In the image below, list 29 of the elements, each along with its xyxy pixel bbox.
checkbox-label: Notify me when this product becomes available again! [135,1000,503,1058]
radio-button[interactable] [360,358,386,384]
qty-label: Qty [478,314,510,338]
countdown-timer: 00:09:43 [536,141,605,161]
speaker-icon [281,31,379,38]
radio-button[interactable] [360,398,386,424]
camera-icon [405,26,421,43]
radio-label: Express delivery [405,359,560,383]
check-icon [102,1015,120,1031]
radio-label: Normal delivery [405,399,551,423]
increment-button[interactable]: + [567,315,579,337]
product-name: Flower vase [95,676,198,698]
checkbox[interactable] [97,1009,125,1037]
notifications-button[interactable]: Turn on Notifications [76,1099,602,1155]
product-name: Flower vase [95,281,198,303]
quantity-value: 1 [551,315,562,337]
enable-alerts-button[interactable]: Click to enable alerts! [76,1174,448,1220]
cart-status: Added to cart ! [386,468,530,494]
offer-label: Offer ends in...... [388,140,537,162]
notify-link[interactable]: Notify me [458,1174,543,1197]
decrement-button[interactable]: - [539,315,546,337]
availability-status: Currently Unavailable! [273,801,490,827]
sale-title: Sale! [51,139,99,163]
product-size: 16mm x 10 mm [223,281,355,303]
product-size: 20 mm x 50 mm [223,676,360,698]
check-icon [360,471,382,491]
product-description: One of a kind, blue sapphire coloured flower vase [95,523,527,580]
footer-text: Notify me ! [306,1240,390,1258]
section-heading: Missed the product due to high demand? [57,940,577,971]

__YOUR TASK__
Return the material exactly as it appears, starting at its first line and stopping after the line that contains "quantity-value: 1 [551,315,562,337]".

__EXERCISE RESULT__
In the image below, list 29 of the elements, each along with its xyxy pixel bbox.
checkbox-label: Notify me when this product becomes available again! [135,1000,503,1058]
radio-button[interactable] [360,358,386,384]
qty-label: Qty [478,314,510,338]
countdown-timer: 00:09:43 [536,141,605,161]
speaker-icon [281,31,379,38]
radio-button[interactable] [360,398,386,424]
camera-icon [405,26,421,43]
radio-label: Express delivery [405,359,560,383]
check-icon [102,1015,120,1031]
radio-label: Normal delivery [405,399,551,423]
increment-button[interactable]: + [567,315,579,337]
product-name: Flower vase [95,676,198,698]
checkbox[interactable] [97,1009,125,1037]
notifications-button[interactable]: Turn on Notifications [76,1099,602,1155]
product-name: Flower vase [95,281,198,303]
quantity-value: 1 [551,315,562,337]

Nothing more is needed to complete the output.